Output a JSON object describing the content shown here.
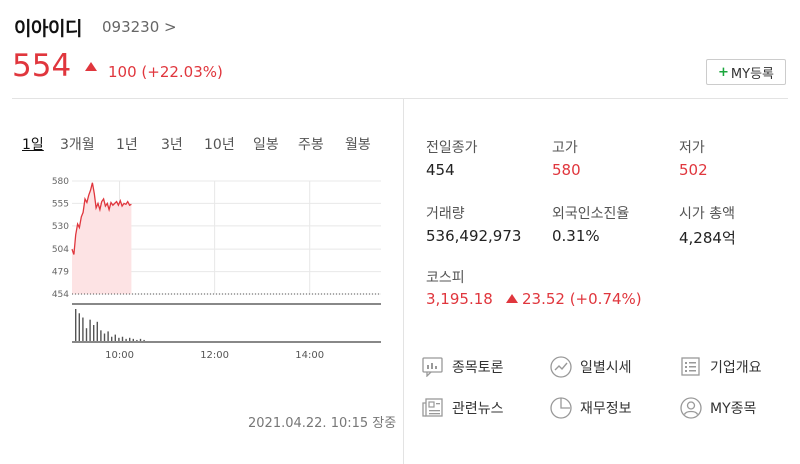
{
  "header": {
    "stock_name": "이아이디",
    "stock_code": "093230 >",
    "price": "554",
    "change": "100 (+22.03%)",
    "my_button_label": "MY등록"
  },
  "tabs": [
    "1일",
    "3개월",
    "1년",
    "3년",
    "10년",
    "일봉",
    "주봉",
    "월봉"
  ],
  "chart_data": {
    "type": "line",
    "series": [
      {
        "values": [
          504,
          498,
          520,
          532,
          528,
          540,
          545,
          560,
          556,
          564,
          570,
          578,
          566,
          550,
          555,
          548,
          557,
          560,
          552,
          555,
          548,
          556,
          553,
          555,
          557,
          553,
          558,
          552,
          555,
          554,
          557,
          553,
          554
        ]
      }
    ],
    "y_ticks": [
      "580",
      "555",
      "530",
      "504",
      "479",
      "454"
    ],
    "ylim": [
      454,
      580
    ],
    "x_ticks": [
      "10:00",
      "12:00",
      "14:00"
    ],
    "reference": 454,
    "volume_values": [
      30,
      26,
      22,
      12,
      20,
      15,
      18,
      10,
      7,
      9,
      4,
      6,
      3,
      4,
      2,
      3,
      2,
      1,
      2,
      1
    ]
  },
  "chart_footer": "2021.04.22. 10:15 장중",
  "stats": {
    "prev_close_label": "전일종가",
    "prev_close": "454",
    "high_label": "고가",
    "high": "580",
    "low_label": "저가",
    "low": "502",
    "volume_label": "거래량",
    "volume": "536,492,973",
    "foreign_label": "외국인소진율",
    "foreign": "0.31%",
    "mcap_label": "시가 총액",
    "mcap": "4,284억"
  },
  "index": {
    "label": "코스피",
    "value": "3,195.18",
    "change": "23.52 (+0.74%)"
  },
  "links": [
    "종목토론",
    "일별시세",
    "기업개요",
    "관련뉴스",
    "재무정보",
    "MY종목"
  ],
  "colors": {
    "up": "#e0363d",
    "plus": "#1aa63c",
    "fill": "#fde3e4"
  }
}
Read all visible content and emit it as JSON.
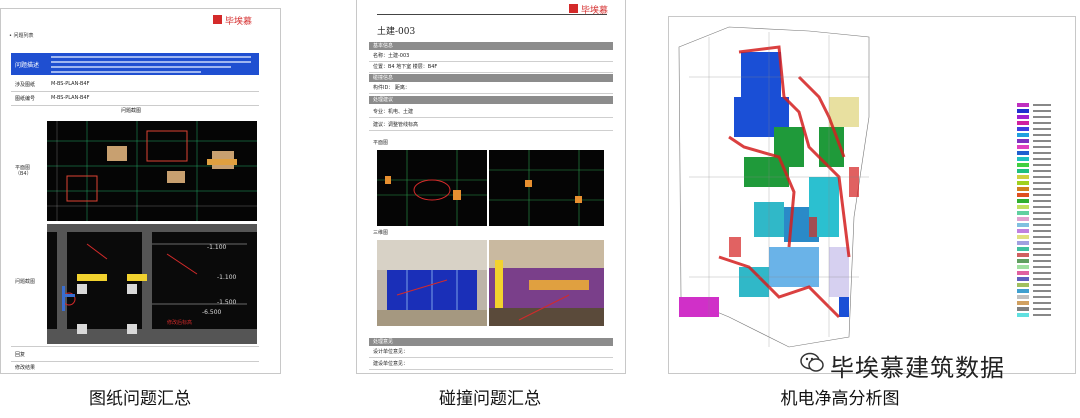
{
  "panels": {
    "left": {
      "caption": "图纸问题汇总",
      "logo_text": "毕埃慕",
      "header_text": "问题描述",
      "labels": [
        "问题描述",
        "涉及图纸",
        "图纸编号",
        "平面图",
        "问题截图",
        "回复",
        "修改结果"
      ],
      "codes": [
        "M-BS-PLAN-B4F",
        "M-BS-PLAN-B4F"
      ],
      "dims": [
        "-1.100",
        "-1.100",
        "-1.500",
        "-6.500"
      ]
    },
    "middle": {
      "caption": "碰撞问题汇总",
      "logo_text": "毕埃慕",
      "title": "土建-003",
      "section1": "基本信息",
      "section2": "碰撞信息",
      "section3": "处理建议",
      "section4": "平面图",
      "section5": "三维图",
      "section6": "处理意见"
    },
    "right": {
      "caption": "机电净高分析图"
    }
  },
  "watermark": {
    "text": "毕埃慕建筑数据"
  },
  "colors": {
    "blue_header": "#1f4fd1",
    "gray_header": "#8c8c8c",
    "cad_bg": "#050505",
    "accent_red": "#d41f1f"
  }
}
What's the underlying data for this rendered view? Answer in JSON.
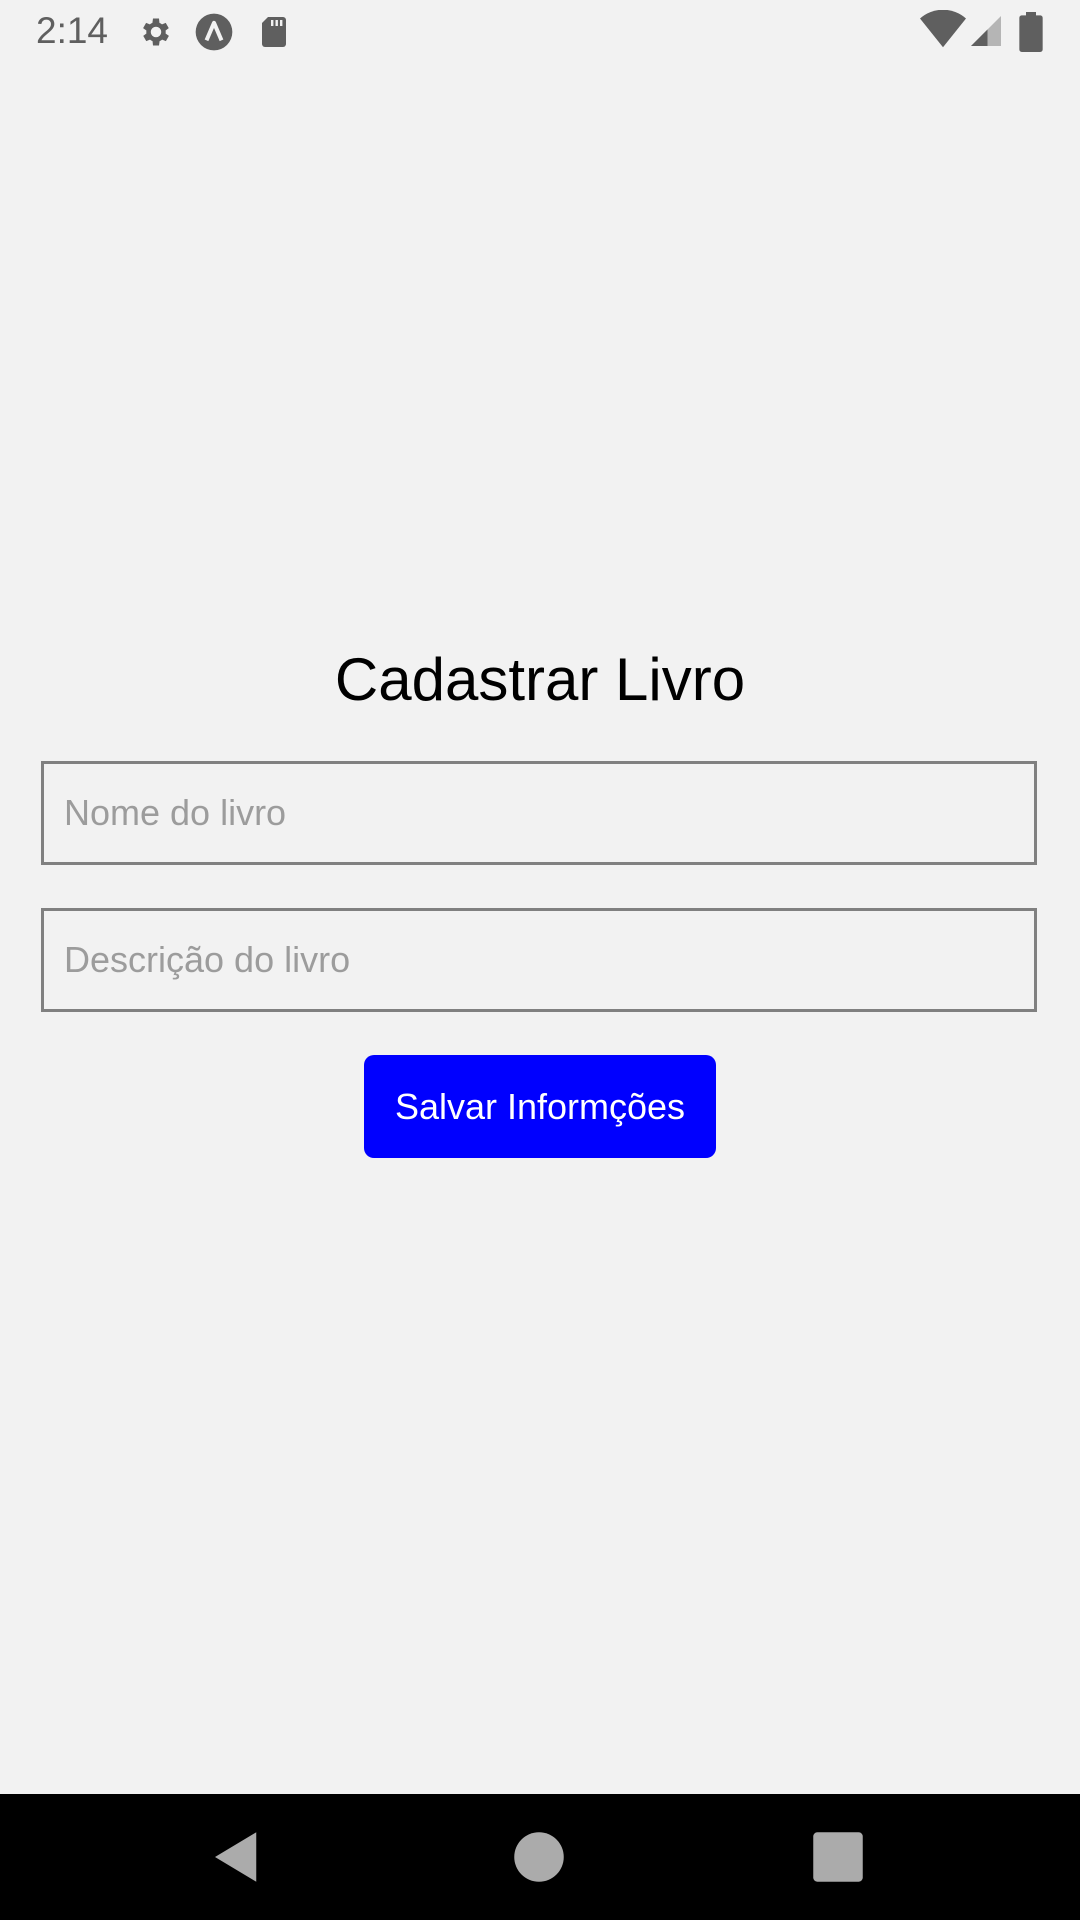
{
  "status_bar": {
    "time": "2:14",
    "left_icons": [
      "gear-icon",
      "a-circle-icon",
      "sd-card-icon"
    ],
    "right_icons": [
      "wifi-icon",
      "signal-icon",
      "battery-icon"
    ]
  },
  "form": {
    "title": "Cadastrar Livro",
    "name_placeholder": "Nome do livro",
    "name_value": "",
    "description_placeholder": "Descrição do livro",
    "description_value": "",
    "save_label": "Salvar Informções"
  },
  "colors": {
    "background": "#f2f2f2",
    "button": "#0000ff",
    "button_text": "#ffffff",
    "field_border": "#808080",
    "placeholder": "#9c9c9c",
    "nav_bar": "#000000"
  },
  "nav_bar": {
    "buttons": [
      "back-icon",
      "home-icon",
      "recents-icon"
    ]
  }
}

##############################

Write the full listing out again with every line unchanged, but include no pictures.

Output a JSON object describing the content shown here.
{
  "header": {
    "stock_name": "이아이디",
    "stock_code": "093230 >",
    "price": "554",
    "change": "100 (+22.03%)",
    "my_button_label": "MY등록"
  },
  "tabs": [
    "1일",
    "3개월",
    "1년",
    "3년",
    "10년",
    "일봉",
    "주봉",
    "월봉"
  ],
  "chart_data": {
    "type": "line",
    "series": [
      {
        "values": [
          504,
          498,
          520,
          532,
          528,
          540,
          545,
          560,
          556,
          564,
          570,
          578,
          566,
          550,
          555,
          548,
          557,
          560,
          552,
          555,
          548,
          556,
          553,
          555,
          557,
          553,
          558,
          552,
          555,
          554,
          557,
          553,
          554
        ]
      }
    ],
    "y_ticks": [
      "580",
      "555",
      "530",
      "504",
      "479",
      "454"
    ],
    "ylim": [
      454,
      580
    ],
    "x_ticks": [
      "10:00",
      "12:00",
      "14:00"
    ],
    "reference": 454,
    "volume_values": [
      30,
      26,
      22,
      12,
      20,
      15,
      18,
      10,
      7,
      9,
      4,
      6,
      3,
      4,
      2,
      3,
      2,
      1,
      2,
      1
    ]
  },
  "chart_footer": "2021.04.22. 10:15 장중",
  "stats": {
    "prev_close_label": "전일종가",
    "prev_close": "454",
    "high_label": "고가",
    "high": "580",
    "low_label": "저가",
    "low": "502",
    "volume_label": "거래량",
    "volume": "536,492,973",
    "foreign_label": "외국인소진율",
    "foreign": "0.31%",
    "mcap_label": "시가 총액",
    "mcap": "4,284억"
  },
  "index": {
    "label": "코스피",
    "value": "3,195.18",
    "change": "23.52 (+0.74%)"
  },
  "links": [
    "종목토론",
    "일별시세",
    "기업개요",
    "관련뉴스",
    "재무정보",
    "MY종목"
  ],
  "colors": {
    "up": "#e0363d",
    "plus": "#1aa63c",
    "fill": "#fde3e4"
  }
}
Read all visible content and emit it as JSON.
{
  "panels": {
    "left": {
      "caption": "图纸问题汇总",
      "logo_text": "毕埃慕",
      "header_text": "问题描述",
      "labels": [
        "问题描述",
        "涉及图纸",
        "图纸编号",
        "平面图",
        "问题截图",
        "回复",
        "修改结果"
      ],
      "codes": [
        "M-BS-PLAN-B4F",
        "M-BS-PLAN-B4F"
      ],
      "dims": [
        "-1.100",
        "-1.100",
        "-1.500",
        "-6.500"
      ]
    },
    "middle": {
      "caption": "碰撞问题汇总",
      "logo_text": "毕埃慕",
      "title": "土建-003",
      "section1": "基本信息",
      "section2": "碰撞信息",
      "section3": "处理建议",
      "section4": "平面图",
      "section5": "三维图",
      "section6": "处理意见"
    },
    "right": {
      "caption": "机电净高分析图"
    }
  },
  "watermark": {
    "text": "毕埃慕建筑数据"
  },
  "colors": {
    "blue_header": "#1f4fd1",
    "gray_header": "#8c8c8c",
    "cad_bg": "#050505",
    "accent_red": "#d41f1f"
  }
}
What's the underlying data for this rendered view? Answer in JSON.
{
  "status_bar": {
    "time": "2:14",
    "left_icons": [
      "gear-icon",
      "a-circle-icon",
      "sd-card-icon"
    ],
    "right_icons": [
      "wifi-icon",
      "signal-icon",
      "battery-icon"
    ]
  },
  "form": {
    "title": "Cadastrar Livro",
    "name_placeholder": "Nome do livro",
    "name_value": "",
    "description_placeholder": "Descrição do livro",
    "description_value": "",
    "save_label": "Salvar Informções"
  },
  "colors": {
    "background": "#f2f2f2",
    "button": "#0000ff",
    "button_text": "#ffffff",
    "field_border": "#808080",
    "placeholder": "#9c9c9c",
    "nav_bar": "#000000"
  },
  "nav_bar": {
    "buttons": [
      "back-icon",
      "home-icon",
      "recents-icon"
    ]
  }
}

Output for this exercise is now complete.